** Opening Quoted passage block **
In this example, the amplifier is defined by the specification and the synthesis will choose the topology from available topologies.

package analog.amp; import lib.ota.*;

module AmpAuto implements SingleEndedOpAmp {
  supply VDD; ground GND;
  port in IN: Diff;
  port out OUT: analog;

  env {
    vdd   = VDD;
    icmr  in [0.55V..0.75V];
    load  C = CL;     // mandatory bench load
    source Z = 50;    // mandatory bench source impedance
  }

  spec {
    GainBandwidth >= 100MHz;
    PhaseMargin   >= 60deg;
    PassbandGain  >= 70dB;
    OutputSwing(OUT) in [0.2V..1.0V];
    Power         <= 1mW;
  }

  // Stage placeholder; synthesis chooses the actual topology.
  slot Core: AmplifierStage bind { IN -> IN; OUT -> OUT; }

  synth {
    from lib.ota.*;
    fill Core;
    prefer inputPolarity = NMOS;
    objective minimize Power;
  }

  // Testbenches for this topology are inherited from
  // the `SingleEndedOpAmp` trait, but they may 
  // be overriden, as shown below.
  bench { SEOpAmpACBench; UnityUGF; Step; }
}

Guided selection

In this example, the amplifier is defined by the specification and the synthesis will choose the topology from the allowed topologies.

module AmpGuided implements SingleEndedOpAmp {
  supply VDD; ground GND;
  port in IN: Diff;
  port out OUT: analog;

  // ... Environment `env` defined same as `AmpAuto` example ...
  // ... Specifications `spec` defined same as `AmpAuto` example ...
** Closing Quoted passage block **
** Opening Data supplied block **
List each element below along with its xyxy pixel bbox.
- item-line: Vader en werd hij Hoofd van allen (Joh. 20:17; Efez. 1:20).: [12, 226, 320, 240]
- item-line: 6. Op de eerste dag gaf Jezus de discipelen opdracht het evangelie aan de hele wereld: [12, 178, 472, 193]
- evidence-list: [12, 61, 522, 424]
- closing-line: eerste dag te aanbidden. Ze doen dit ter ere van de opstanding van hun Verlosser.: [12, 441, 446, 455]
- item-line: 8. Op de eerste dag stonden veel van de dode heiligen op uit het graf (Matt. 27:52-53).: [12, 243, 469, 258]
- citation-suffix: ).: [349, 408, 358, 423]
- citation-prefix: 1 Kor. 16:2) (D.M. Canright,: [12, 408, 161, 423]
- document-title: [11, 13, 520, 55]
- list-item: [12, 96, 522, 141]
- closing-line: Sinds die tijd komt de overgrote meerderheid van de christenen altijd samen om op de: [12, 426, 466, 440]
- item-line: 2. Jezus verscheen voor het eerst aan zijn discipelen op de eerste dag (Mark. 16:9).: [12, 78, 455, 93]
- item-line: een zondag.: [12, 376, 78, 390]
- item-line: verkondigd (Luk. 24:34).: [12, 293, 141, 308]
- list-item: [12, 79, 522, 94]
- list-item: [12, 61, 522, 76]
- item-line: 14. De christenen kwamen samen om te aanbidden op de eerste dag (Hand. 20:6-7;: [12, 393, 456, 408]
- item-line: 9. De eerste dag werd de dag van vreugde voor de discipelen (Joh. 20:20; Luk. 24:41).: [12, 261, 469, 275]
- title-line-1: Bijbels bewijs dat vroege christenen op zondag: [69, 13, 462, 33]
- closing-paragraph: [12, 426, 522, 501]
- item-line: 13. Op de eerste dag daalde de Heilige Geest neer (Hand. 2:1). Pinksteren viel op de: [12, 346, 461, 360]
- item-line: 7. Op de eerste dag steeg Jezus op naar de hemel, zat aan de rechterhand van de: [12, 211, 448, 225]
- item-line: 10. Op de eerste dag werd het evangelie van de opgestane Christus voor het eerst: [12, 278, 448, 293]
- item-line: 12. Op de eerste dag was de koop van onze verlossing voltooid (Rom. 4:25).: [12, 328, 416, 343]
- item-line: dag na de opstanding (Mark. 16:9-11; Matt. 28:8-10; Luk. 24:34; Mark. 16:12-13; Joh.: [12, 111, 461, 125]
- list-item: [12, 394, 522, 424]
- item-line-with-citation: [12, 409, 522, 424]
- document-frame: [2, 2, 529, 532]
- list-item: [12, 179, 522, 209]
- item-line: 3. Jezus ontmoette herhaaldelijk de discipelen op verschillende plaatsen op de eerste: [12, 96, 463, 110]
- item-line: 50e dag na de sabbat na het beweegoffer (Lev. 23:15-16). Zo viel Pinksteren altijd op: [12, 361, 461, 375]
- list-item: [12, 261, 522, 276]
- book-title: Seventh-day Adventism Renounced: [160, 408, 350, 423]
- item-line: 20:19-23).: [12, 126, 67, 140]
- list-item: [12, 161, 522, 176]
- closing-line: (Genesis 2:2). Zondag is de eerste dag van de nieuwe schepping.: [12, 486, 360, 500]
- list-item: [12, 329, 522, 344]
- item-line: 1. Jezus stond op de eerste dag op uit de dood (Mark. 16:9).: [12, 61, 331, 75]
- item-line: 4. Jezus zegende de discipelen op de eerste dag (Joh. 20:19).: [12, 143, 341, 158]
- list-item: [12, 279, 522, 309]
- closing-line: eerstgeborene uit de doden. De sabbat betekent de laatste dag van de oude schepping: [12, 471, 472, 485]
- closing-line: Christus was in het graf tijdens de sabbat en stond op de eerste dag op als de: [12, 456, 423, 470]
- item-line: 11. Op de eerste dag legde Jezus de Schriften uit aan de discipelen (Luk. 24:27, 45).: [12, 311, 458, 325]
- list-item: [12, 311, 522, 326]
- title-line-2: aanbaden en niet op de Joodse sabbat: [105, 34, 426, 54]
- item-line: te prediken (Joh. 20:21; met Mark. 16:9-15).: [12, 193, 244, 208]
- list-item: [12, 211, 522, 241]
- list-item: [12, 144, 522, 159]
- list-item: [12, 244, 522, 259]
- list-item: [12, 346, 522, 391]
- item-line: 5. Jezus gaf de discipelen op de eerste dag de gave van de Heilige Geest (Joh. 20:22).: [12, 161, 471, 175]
** Closing Data supplied block **
**Instructions to follow**
Please reproduce the part of the amplifier synthesis text starting with "slot Core: AmplifierStage" and going on through "as shown below.", keeping every character unchanged.

**Answer for this exercise**
slot Core: AmplifierStage bind { IN -> IN; OUT -> OUT; }

  synth {
    from lib.ota.*;
    fill Core;
    prefer inputPolarity = NMOS;
    objective minimize Power;
  }

  // Testbenches for this topology are inherited from
  // the `SingleEndedOpAmp` trait, but they may 
  // be overriden, as shown below.